In the data that follows, count each line holding the string "equipment"; answer with the number only.
********************
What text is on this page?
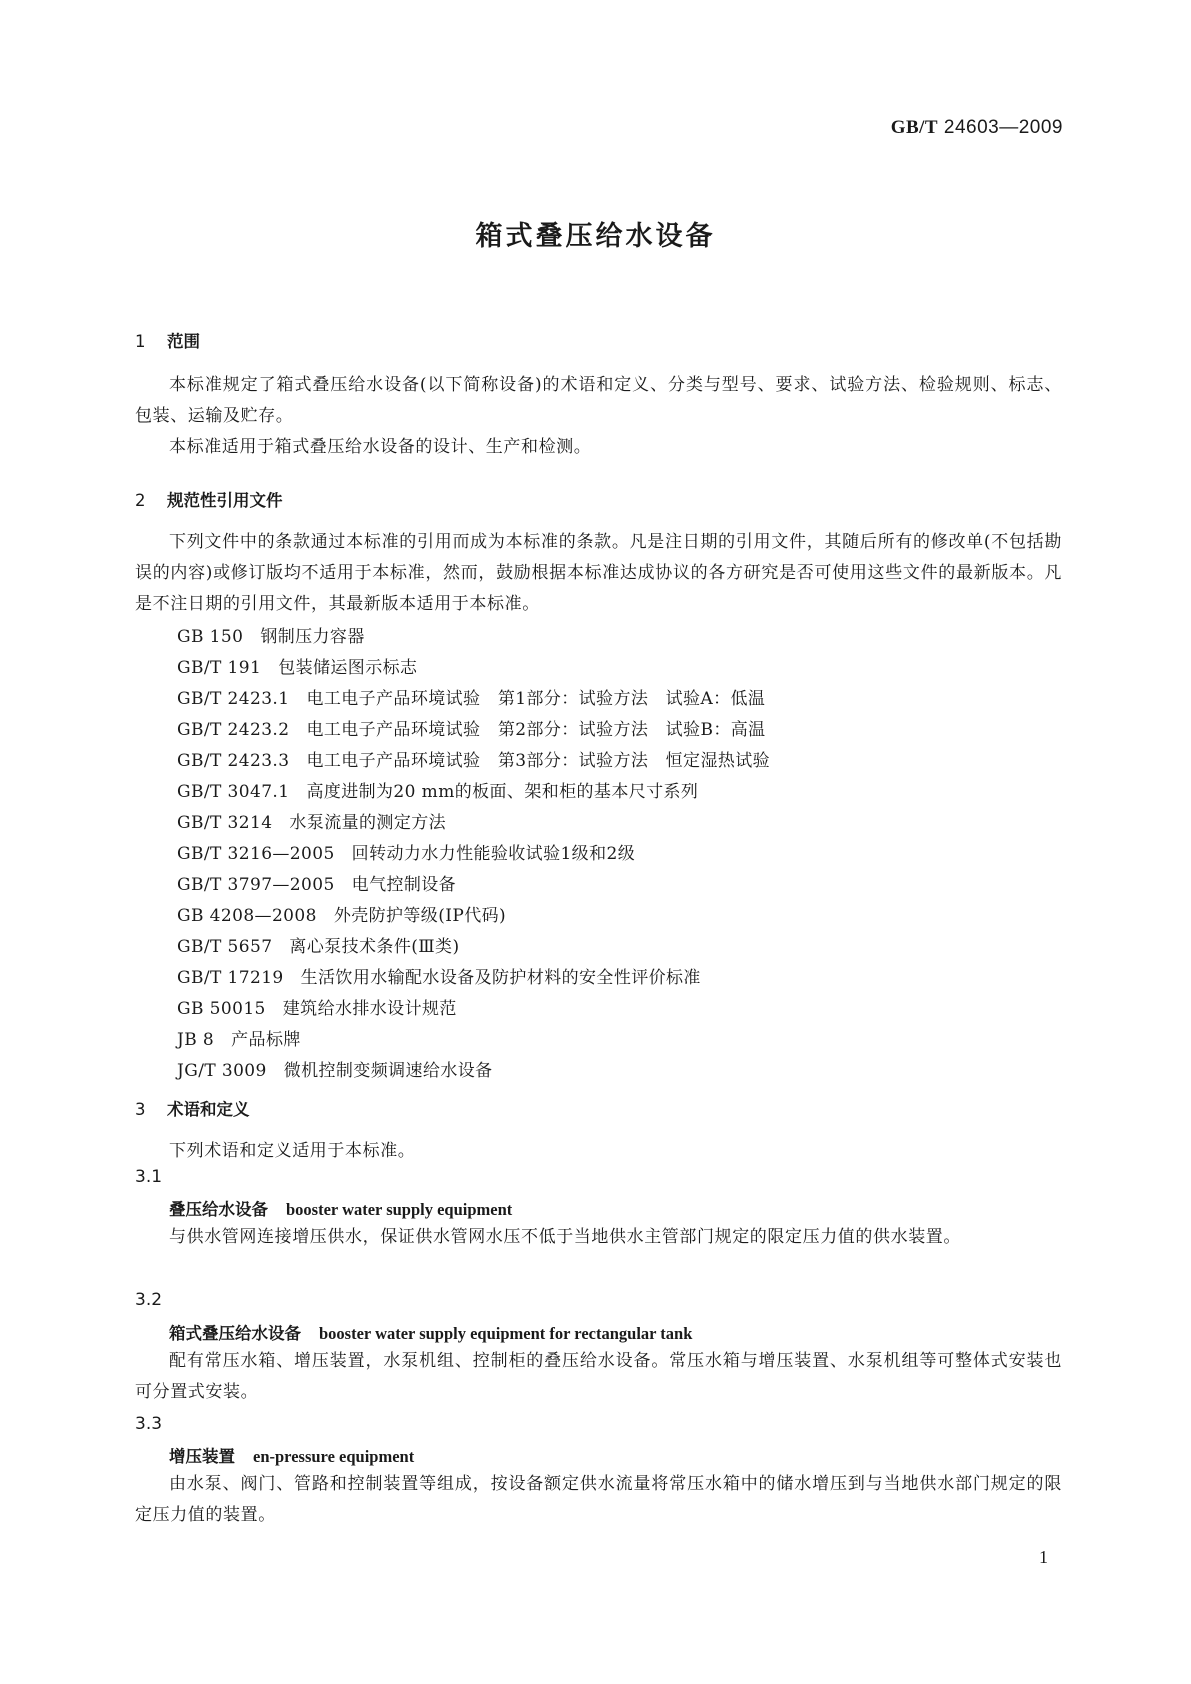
GB/T 24603—2009
箱式叠压给水设备
1 范围
本标准规定了箱式叠压给水设备(以下简称设备)的术语和定义、分类与型号、要求、试验方法、检验规则、标志、包装、运输及贮存。
本标准适用于箱式叠压给水设备的设计、生产和检测。
2 规范性引用文件
下列文件中的条款通过本标准的引用而成为本标准的条款。凡是注日期的引用文件，其随后所有的修改单(不包括勘误的内容)或修订版均不适用于本标准，然而，鼓励根据本标准达成协议的各方研究是否可使用这些文件的最新版本。凡是不注日期的引用文件，其最新版本适用于本标准。
GB 150 钢制压力容器
GB/T 191 包装储运图示标志
GB/T 2423.1 电工电子产品环境试验　第1部分：试验方法　试验A：低温
GB/T 2423.2 电工电子产品环境试验　第2部分：试验方法　试验B：高温
GB/T 2423.3 电工电子产品环境试验　第3部分：试验方法　恒定湿热试验
GB/T 3047.1 高度进制为20 mm的板面、架和柜的基本尺寸系列
GB/T 3214 水泵流量的测定方法
GB/T 3216—2005 回转动力水力性能验收试验1级和2级
GB/T 3797—2005 电气控制设备
GB 4208—2008 外壳防护等级(IP代码)
GB/T 5657 离心泵技术条件(Ⅲ类)
GB/T 17219 生活饮用水输配水设备及防护材料的安全性评价标准
GB 50015 建筑给水排水设计规范
JB 8 产品标牌
JG/T 3009 微机控制变频调速给水设备
3 术语和定义
下列术语和定义适用于本标准。
3.1
叠压给水设备 booster water supply equipment
与供水管网连接增压供水，保证供水管网水压不低于当地供水主管部门规定的限定压力值的供水装置。
3.2
箱式叠压给水设备 booster water supply equipment for rectangular tank
配有常压水箱、增压装置，水泵机组、控制柜的叠压给水设备。常压水箱与增压装置、水泵机组等可整体式安装也可分置式安装。
3.3
增压装置 en-pressure equipment
由水泵、阀门、管路和控制装置等组成，按设备额定供水流量将常压水箱中的储水增压到与当地供水部门规定的限定压力值的装置。
1
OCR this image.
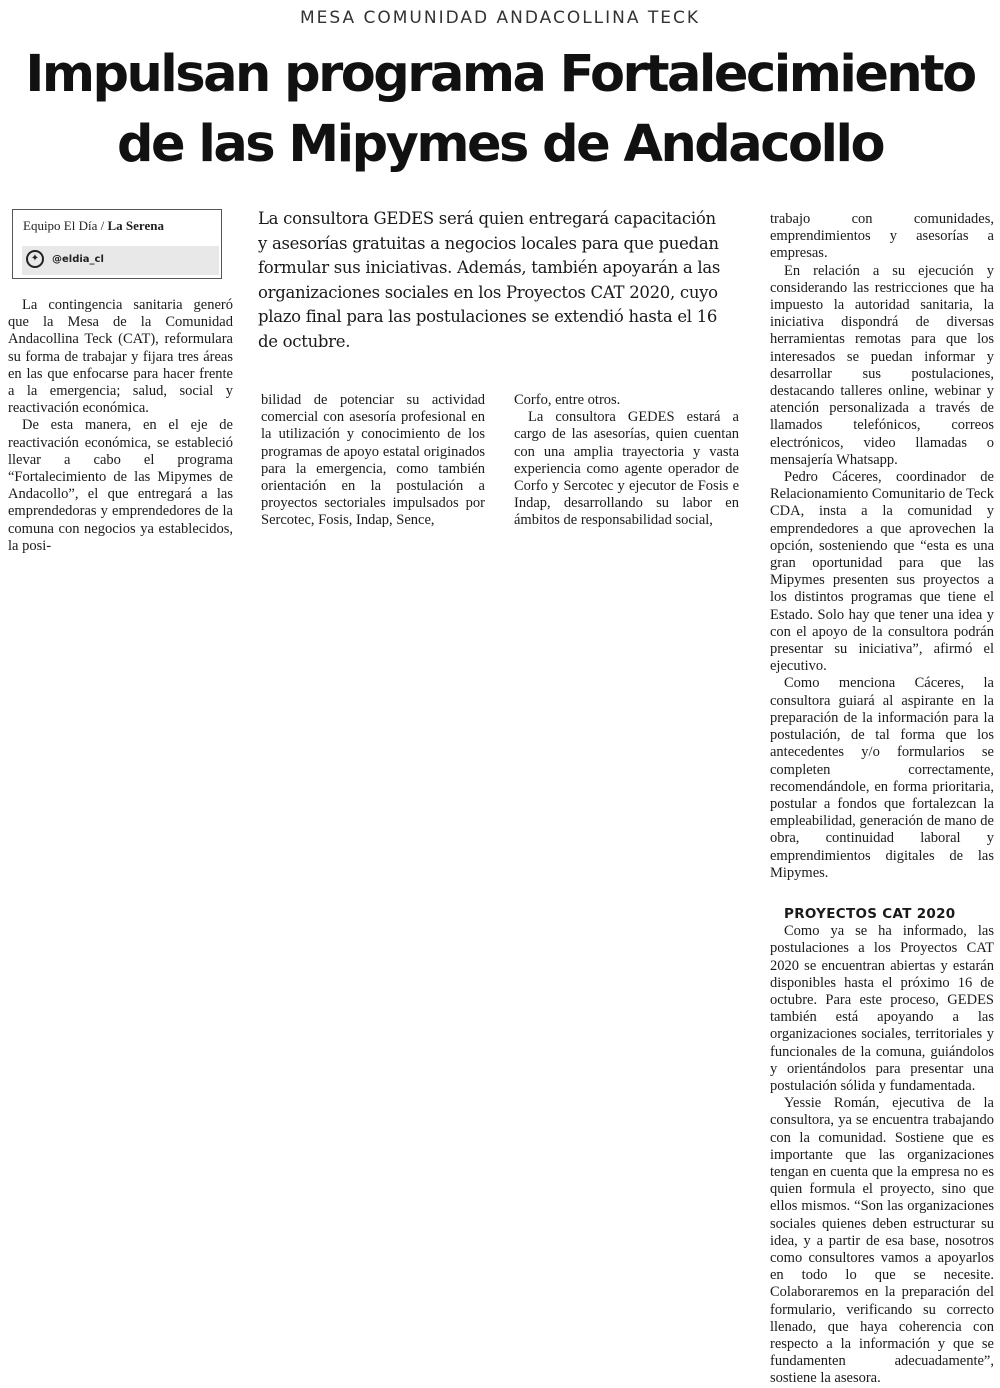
MESA COMUNIDAD ANDACOLLINA TECK
Impulsan programa Fortalecimiento
de las Mipymes de Andacollo
Equipo El Día / La Serena
✦	@eldia_cl

La consultora GEDES será quien entregará capacitación y asesorías gratuitas a negocios locales para que puedan formular sus iniciativas. Además, también apoyarán a las organizaciones sociales en los Proyectos CAT 2020, cuyo plazo final para las postulaciones se extendió hasta el 16 de octubre.

La contingencia sanitaria generó que la Mesa de la Comunidad Andacollina Teck (CAT), reformulara su forma de trabajar y fijara tres áreas en las que enfocarse para hacer frente a la emergencia; salud, social y reactivación económica.

De esta manera, en el eje de reactivación económica, se estableció llevar a cabo el programa “Fortalecimiento de las Mipymes de Andacollo”, el que entregará a las emprendedoras y emprendedores de la comuna con negocios ya establecidos, la posi-

bilidad de potenciar su actividad comercial con asesoría profesional en la utilización y conocimiento de los programas de apoyo estatal originados para la emergencia, como también orientación en la postulación a proyectos sectoriales impulsados por Sercotec, Fosis, Indap, Sence,

Corfo, entre otros.

La consultora GEDES estará a cargo de las asesorías, quien cuentan con una amplia trayectoria y vasta experiencia como agente operador de Corfo y Sercotec y ejecutor de Fosis e Indap, desarrollando su labor en ámbitos de responsabilidad social,

trabajo con comunidades, emprendimientos y asesorías a empresas.

En relación a su ejecución y considerando las restricciones que ha impuesto la autoridad sanitaria, la iniciativa dispondrá de diversas herramientas remotas para que los interesados se puedan informar y desarrollar sus postulaciones, destacando talleres online, webinar y atención personalizada a través de llamados telefónicos, correos electrónicos, video llamadas o mensajería Whatsapp.

Pedro Cáceres, coordinador de Relacionamiento Comunitario de Teck CDA, insta a la comunidad y emprendedores a que aprovechen la opción, sosteniendo que “esta es una gran oportunidad para que las Mipymes presenten sus proyectos a los distintos programas que tiene el Estado. Solo hay que tener una idea y con el apoyo de la consultora podrán presentar su iniciativa”, afirmó el ejecutivo.

Como menciona Cáceres, la consultora guiará al aspirante en la preparación de la información para la postulación, de tal forma que los antecedentes y/o formularios se completen correctamente, recomendándole, en forma prioritaria, postular a fondos que fortalezcan la empleabilidad, generación de mano de obra, continuidad laboral y emprendimientos digitales de las Mipymes.

PROYECTOS CAT 2020

Como ya se ha informado, las postulaciones a los Proyectos CAT 2020 se encuentran abiertas y estarán disponibles hasta el próximo 16 de octubre. Para este proceso, GEDES también está apoyando a las organizaciones sociales, territoriales y funcionales de la comuna, guiándolos y orientándolos para presentar una postulación sólida y fundamentada.

Yessie Román, ejecutiva de la consultora, ya se encuentra trabajando con la comunidad. Sostiene que es importante que las organizaciones tengan en cuenta que la empresa no es quien formula el proyecto, sino que ellos mismos. “Son las organizaciones sociales quienes deben estructurar su idea, y a partir de esa base, nosotros como consultores vamos a apoyarlos en todo lo que se necesite. Colaboraremos en la preparación del formulario, verificando su correcto llenado, que haya coherencia con respecto a la información y que se fundamenten adecuadamente”, sostiene la asesora.
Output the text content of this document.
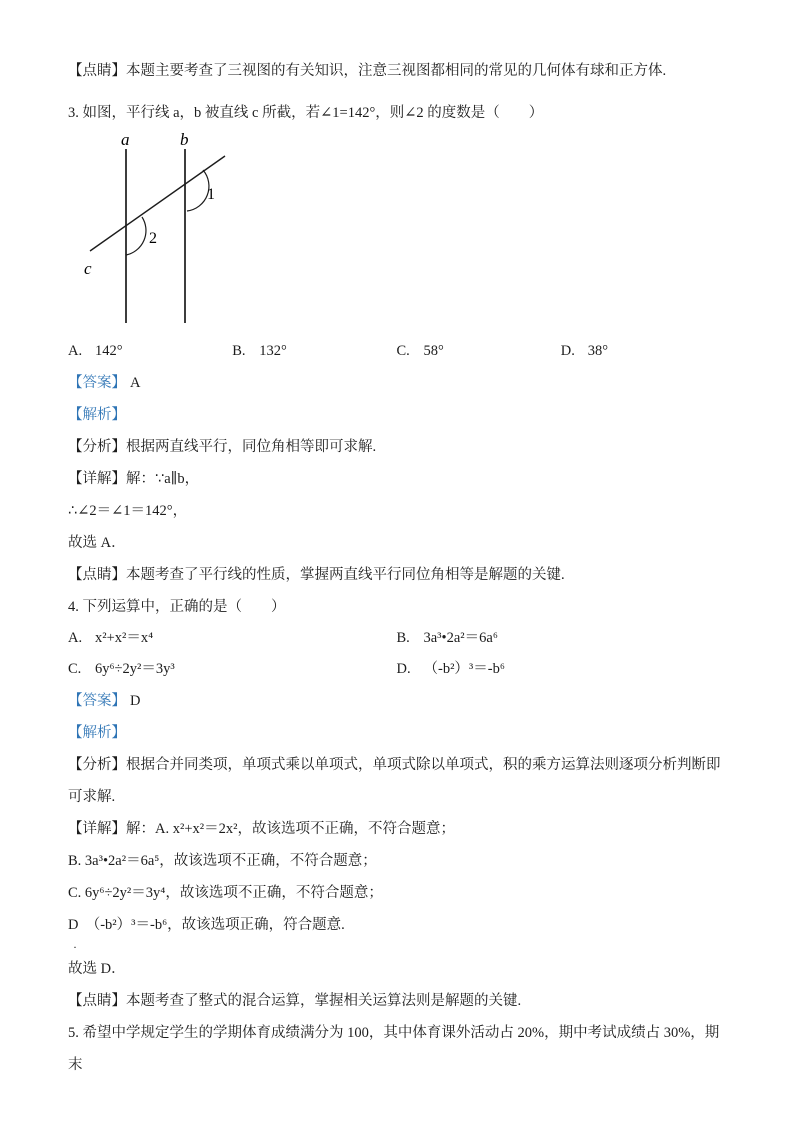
【点睛】本题主要考查了三视图的有关知识，注意三视图都相同的常见的几何体有球和正方体.

3. 如图，平行线 a，b 被直线 c 所截，若∠1=142°，则∠2 的度数是（　　）

a	b
c
1
2
A. 142°	B. 132°	C. 58°	D. 38°

【答案】 A

【解析】

【分析】根据两直线平行，同位角相等即可求解.

【详解】解：∵a∥b，

∴∠2＝∠1＝142°，

故选 A．

【点睛】本题考查了平行线的性质，掌握两直线平行同位角相等是解题的关键.

4. 下列运算中，正确的是（　　）

A. x²+x²＝x⁴	B. 3a³•2a²＝6a⁶
C. 6y⁶÷2y²＝3y³	D. （-b²）³＝-b⁶

【答案】 D

【解析】

【分析】根据合并同类项，单项式乘以单项式，单项式除以单项式，积的乘方运算法则逐项分析判断即可求解.

【详解】解：A. x²+x²＝2x²，故该选项不正确，不符合题意；

B. 3a³•2a²＝6a⁵，故该选项不正确，不符合题意；

C. 6y⁶÷2y²＝3y⁴，故该选项不正确，不符合题意；

D　（-b²）³＝-b⁶，故该选项正确，符合题意.

·

故选 D．

【点睛】本题考查了整式的混合运算，掌握相关运算法则是解题的关键.

5. 希望中学规定学生的学期体育成绩满分为 100，其中体育课外活动占 20%，期中考试成绩占 30%，期末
********************
**Solved exercise:** 3